═══ SUPPLIED INFORMATION
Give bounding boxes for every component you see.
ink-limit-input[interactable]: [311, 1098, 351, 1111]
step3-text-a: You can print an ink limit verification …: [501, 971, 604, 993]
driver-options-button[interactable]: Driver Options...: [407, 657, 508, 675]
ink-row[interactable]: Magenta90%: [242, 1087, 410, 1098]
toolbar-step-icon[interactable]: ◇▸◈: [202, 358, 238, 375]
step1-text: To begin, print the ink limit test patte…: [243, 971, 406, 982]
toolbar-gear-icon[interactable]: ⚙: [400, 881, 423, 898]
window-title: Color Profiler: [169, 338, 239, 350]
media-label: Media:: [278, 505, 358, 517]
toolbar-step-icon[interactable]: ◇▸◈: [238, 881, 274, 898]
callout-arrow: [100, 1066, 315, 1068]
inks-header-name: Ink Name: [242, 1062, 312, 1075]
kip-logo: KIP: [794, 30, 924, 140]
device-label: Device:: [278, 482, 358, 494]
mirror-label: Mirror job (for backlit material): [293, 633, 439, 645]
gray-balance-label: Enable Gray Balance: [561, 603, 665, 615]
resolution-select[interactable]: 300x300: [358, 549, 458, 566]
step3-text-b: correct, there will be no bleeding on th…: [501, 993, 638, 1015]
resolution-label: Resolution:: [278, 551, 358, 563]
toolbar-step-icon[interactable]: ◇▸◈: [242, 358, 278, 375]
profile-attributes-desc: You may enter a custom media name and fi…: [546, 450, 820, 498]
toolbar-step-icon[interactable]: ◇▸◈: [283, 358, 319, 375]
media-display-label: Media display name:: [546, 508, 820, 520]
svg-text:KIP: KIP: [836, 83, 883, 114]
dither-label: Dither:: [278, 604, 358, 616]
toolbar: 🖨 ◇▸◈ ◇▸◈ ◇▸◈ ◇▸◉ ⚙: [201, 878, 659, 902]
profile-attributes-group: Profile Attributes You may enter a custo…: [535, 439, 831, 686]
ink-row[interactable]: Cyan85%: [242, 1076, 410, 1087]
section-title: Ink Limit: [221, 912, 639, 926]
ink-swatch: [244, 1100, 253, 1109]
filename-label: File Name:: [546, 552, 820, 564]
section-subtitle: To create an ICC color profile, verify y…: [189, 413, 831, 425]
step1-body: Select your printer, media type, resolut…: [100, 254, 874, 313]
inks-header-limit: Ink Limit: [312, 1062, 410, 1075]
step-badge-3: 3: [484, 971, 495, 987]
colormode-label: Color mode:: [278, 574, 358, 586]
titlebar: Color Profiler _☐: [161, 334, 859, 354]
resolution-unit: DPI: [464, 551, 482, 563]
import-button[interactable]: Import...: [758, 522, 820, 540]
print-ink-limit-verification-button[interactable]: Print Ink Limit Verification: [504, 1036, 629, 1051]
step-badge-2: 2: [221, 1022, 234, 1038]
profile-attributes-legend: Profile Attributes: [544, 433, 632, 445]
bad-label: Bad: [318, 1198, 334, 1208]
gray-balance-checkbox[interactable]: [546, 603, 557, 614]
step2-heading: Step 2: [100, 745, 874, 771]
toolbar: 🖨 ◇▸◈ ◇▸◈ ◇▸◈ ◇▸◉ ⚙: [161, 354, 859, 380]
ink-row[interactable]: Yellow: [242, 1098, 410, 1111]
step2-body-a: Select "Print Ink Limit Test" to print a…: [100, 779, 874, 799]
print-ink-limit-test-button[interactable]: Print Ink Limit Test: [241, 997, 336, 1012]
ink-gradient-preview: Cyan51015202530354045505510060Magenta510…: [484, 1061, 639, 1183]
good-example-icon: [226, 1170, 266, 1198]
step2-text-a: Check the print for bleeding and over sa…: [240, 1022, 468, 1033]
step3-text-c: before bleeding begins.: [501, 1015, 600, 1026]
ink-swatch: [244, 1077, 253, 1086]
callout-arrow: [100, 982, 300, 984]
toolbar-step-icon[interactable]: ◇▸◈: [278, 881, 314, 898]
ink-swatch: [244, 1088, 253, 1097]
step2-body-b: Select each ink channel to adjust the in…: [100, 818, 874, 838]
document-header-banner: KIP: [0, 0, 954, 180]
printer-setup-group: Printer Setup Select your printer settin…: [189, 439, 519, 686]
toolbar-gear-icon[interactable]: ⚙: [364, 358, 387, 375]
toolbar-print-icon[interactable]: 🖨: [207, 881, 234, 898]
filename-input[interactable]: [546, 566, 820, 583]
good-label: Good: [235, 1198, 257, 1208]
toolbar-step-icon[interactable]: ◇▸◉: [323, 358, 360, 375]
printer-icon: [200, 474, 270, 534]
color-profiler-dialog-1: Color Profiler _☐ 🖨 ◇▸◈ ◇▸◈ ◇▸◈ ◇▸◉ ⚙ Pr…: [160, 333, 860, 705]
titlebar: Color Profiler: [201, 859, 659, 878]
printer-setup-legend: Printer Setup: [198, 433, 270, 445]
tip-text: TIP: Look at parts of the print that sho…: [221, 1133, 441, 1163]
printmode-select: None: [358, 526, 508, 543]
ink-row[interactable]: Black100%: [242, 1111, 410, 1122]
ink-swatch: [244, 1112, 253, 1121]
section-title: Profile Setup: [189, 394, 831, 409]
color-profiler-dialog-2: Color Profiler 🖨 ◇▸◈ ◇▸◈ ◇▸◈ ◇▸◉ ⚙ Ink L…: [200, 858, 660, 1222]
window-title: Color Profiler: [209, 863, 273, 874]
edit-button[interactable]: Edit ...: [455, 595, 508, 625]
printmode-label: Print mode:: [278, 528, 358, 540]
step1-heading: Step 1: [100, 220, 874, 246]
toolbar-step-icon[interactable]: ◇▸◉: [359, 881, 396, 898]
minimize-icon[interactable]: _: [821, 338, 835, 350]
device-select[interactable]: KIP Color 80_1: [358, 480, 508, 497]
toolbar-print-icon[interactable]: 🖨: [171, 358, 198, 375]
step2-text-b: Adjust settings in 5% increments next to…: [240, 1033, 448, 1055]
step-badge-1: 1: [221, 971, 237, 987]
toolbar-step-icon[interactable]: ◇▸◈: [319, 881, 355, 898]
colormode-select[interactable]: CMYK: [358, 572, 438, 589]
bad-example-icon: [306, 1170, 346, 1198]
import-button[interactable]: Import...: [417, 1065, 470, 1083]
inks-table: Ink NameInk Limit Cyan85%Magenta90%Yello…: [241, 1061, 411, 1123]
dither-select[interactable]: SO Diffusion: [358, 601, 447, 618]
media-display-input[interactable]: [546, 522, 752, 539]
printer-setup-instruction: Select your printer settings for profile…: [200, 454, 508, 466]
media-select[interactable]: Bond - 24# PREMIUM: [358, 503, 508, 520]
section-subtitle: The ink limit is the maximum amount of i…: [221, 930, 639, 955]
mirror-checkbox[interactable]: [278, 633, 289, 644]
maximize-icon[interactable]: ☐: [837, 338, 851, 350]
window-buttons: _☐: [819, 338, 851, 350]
══════
→ **DIRECTIONS**
Reproduce the material verbatim, from its first line through the line containing "media-label: Media:: [278, 505, 358, 517]", with both of those lines included.

→ **ANSWER TO THIS PROBLEM**
Give bounding boxes for every component you see.
ink-limit-input[interactable]: [311, 1098, 351, 1111]
step3-text-a: You can print an ink limit verification …: [501, 971, 604, 993]
driver-options-button[interactable]: Driver Options...: [407, 657, 508, 675]
ink-row[interactable]: Magenta90%: [242, 1087, 410, 1098]
toolbar-step-icon[interactable]: ◇▸◈: [202, 358, 238, 375]
step1-text: To begin, print the ink limit test patte…: [243, 971, 406, 982]
toolbar-gear-icon[interactable]: ⚙: [400, 881, 423, 898]
window-title: Color Profiler: [169, 338, 239, 350]
media-label: Media:: [278, 505, 358, 517]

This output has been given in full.